> **Aim of the exercise**
Using the entries that follow, count the lines containing the word "color" and give that number by itself.

>>>>>

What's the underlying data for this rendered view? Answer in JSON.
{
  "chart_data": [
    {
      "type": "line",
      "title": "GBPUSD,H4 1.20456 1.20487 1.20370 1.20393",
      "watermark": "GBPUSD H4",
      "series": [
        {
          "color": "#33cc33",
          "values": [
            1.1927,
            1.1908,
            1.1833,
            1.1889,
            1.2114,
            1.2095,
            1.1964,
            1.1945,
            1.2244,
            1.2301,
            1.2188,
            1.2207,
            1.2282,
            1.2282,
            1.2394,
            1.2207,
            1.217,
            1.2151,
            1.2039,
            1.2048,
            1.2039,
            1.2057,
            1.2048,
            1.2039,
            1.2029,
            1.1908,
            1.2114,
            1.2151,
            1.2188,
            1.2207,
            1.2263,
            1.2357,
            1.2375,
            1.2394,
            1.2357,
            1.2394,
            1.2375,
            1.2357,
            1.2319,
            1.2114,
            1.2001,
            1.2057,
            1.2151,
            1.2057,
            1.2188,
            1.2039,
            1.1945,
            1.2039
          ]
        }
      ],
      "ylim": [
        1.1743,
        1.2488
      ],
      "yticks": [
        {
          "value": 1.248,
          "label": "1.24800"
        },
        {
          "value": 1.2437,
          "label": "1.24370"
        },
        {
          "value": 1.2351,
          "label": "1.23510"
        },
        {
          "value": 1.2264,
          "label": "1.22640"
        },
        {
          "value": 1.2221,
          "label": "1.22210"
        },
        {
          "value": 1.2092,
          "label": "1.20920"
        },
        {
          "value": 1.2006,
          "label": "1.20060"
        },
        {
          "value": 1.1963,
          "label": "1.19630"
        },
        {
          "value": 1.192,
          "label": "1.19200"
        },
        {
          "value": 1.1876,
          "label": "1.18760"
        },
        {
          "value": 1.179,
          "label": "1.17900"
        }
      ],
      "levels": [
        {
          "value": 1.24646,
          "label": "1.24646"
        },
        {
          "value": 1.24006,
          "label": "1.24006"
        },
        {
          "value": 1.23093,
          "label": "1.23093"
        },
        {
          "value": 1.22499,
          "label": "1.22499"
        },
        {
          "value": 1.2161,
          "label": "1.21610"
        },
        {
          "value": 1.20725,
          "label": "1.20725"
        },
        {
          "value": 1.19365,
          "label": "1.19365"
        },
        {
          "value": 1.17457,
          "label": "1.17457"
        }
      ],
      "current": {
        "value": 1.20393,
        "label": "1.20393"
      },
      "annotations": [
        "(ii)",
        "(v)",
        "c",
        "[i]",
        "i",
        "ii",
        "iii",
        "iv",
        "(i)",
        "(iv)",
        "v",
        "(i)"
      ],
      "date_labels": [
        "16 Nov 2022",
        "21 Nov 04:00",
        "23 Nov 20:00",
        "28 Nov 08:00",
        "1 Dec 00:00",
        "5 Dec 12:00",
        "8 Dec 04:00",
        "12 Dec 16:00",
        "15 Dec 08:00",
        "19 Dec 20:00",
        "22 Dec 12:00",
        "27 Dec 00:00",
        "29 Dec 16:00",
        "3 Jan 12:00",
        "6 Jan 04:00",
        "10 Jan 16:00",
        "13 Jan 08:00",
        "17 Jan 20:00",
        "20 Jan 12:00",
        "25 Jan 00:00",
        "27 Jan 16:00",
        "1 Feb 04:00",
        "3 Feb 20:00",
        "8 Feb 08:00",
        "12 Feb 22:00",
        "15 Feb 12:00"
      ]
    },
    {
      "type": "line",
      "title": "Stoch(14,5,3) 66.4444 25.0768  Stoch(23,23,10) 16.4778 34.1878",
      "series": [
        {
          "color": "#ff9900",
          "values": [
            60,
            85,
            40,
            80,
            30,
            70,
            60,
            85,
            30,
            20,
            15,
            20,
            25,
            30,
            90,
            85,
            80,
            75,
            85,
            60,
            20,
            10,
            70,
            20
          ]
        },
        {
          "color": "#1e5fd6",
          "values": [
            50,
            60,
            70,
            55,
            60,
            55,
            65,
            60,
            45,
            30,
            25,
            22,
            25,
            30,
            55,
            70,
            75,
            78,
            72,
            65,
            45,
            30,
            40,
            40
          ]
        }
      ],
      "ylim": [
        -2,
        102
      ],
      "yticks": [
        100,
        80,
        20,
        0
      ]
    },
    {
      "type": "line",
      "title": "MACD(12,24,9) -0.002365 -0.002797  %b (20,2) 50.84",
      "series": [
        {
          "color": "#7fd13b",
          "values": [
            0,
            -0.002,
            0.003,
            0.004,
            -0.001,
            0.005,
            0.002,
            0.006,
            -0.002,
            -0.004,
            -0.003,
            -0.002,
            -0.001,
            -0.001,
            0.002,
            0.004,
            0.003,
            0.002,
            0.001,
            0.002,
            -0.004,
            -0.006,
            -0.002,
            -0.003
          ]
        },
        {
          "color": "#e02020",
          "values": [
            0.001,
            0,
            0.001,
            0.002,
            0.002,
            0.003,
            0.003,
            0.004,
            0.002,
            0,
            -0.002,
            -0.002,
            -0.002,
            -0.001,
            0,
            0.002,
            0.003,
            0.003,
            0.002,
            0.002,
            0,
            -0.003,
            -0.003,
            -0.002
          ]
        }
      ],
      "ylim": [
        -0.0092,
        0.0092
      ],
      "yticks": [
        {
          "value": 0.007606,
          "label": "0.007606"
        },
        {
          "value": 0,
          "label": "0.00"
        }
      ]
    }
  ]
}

<<<<<

> **Exercise answer**
5